BEGIN Rows

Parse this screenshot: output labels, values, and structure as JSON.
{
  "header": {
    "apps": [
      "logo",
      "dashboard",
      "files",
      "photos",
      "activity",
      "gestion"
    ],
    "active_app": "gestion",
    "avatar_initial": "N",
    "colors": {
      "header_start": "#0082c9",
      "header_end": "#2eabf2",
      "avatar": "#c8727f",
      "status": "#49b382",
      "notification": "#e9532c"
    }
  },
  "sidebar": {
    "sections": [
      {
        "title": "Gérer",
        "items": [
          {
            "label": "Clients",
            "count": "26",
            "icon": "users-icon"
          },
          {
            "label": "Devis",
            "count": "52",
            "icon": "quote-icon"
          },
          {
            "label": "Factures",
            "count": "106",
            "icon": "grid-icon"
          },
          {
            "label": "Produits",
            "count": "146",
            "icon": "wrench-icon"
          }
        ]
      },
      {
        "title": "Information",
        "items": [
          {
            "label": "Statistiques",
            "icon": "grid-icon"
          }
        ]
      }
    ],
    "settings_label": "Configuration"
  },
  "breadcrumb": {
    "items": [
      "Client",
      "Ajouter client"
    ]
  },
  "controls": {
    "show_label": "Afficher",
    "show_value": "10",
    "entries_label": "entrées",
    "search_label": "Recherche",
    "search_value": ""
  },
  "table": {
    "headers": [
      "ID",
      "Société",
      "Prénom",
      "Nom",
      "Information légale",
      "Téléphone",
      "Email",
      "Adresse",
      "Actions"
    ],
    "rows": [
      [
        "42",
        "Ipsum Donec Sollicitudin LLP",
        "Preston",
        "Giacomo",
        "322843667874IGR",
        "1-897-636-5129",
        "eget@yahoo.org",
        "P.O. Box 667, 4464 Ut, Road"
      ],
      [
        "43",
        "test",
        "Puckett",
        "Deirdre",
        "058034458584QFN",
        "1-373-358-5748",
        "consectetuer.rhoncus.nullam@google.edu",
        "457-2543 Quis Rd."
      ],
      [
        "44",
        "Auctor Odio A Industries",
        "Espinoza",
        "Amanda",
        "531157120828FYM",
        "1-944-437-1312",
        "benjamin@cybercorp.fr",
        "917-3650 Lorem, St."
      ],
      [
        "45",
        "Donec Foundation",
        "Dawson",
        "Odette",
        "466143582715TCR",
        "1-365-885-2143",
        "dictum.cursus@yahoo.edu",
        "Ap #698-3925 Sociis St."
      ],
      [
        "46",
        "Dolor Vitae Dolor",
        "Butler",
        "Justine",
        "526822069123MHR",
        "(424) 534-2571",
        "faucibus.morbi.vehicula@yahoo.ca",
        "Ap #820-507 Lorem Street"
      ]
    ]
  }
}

END Rows

--- What the task asks ---
All of the lines above must be returned exactly.

--- Response for this exercise ---
Parse this screenshot: output labels, values, and structure as JSON.
{
  "header": {
    "apps": [
      "logo",
      "dashboard",
      "files",
      "photos",
      "activity",
      "gestion"
    ],
    "active_app": "gestion",
    "avatar_initial": "N",
    "colors": {
      "header_start": "#0082c9",
      "header_end": "#2eabf2",
      "avatar": "#c8727f",
      "status": "#49b382",
      "notification": "#e9532c"
    }
  },
  "sidebar": {
    "sections": [
      {
        "title": "Gérer",
        "items": [
          {
            "label": "Clients",
            "count": "26",
            "icon": "users-icon"
          },
          {
            "label": "Devis",
            "count": "52",
            "icon": "quote-icon"
          },
          {
            "label": "Factures",
            "count": "106",
            "icon": "grid-icon"
          },
          {
            "label": "Produits",
            "count": "146",
            "icon": "wrench-icon"
          }
        ]
      },
      {
        "title": "Information",
        "items": [
          {
            "label": "Statistiques",
            "icon": "grid-icon"
          }
        ]
      }
    ],
    "settings_label": "Configuration"
  },
  "breadcrumb": {
    "items": [
      "Client",
      "Ajouter client"
    ]
  },
  "controls": {
    "show_label": "Afficher",
    "show_value": "10",
    "entries_label": "entrées",
    "search_label": "Recherche",
    "search_value": ""
  },
  "table": {
    "headers": [
      "ID",
      "Société",
      "Prénom",
      "Nom",
      "Information légale",
      "Téléphone",
      "Email",
      "Adresse",
      "Actions"
    ],
    "rows": [
      [
        "42",
        "Ipsum Donec Sollicitudin LLP",
        "Preston",
        "Giacomo",
        "322843667874IGR",
        "1-897-636-5129",
        "eget@yahoo.org",
        "P.O. Box 667, 4464 Ut, Road"
      ],
      [
        "43",
        "test",
        "Puckett",
        "Deirdre",
        "058034458584QFN",
        "1-373-358-5748",
        "consectetuer.rhoncus.nullam@google.edu",
        "457-2543 Quis Rd."
      ],
      [
        "44",
        "Auctor Odio A Industries",
        "Espinoza",
        "Amanda",
        "531157120828FYM",
        "1-944-437-1312",
        "benjamin@cybercorp.fr",
        "917-3650 Lorem, St."
      ],
      [
        "45",
        "Donec Foundation",
        "Dawson",
        "Odette",
        "466143582715TCR",
        "1-365-885-2143",
        "dictum.cursus@yahoo.edu",
        "Ap #698-3925 Sociis St."
      ],
      [
        "46",
        "Dolor Vitae Dolor",
        "Butler",
        "Justine",
        "526822069123MHR",
        "(424) 534-2571",
        "faucibus.morbi.vehicula@yahoo.ca",
        "Ap #820-507 Lorem Street"
      ]
    ]
  }
}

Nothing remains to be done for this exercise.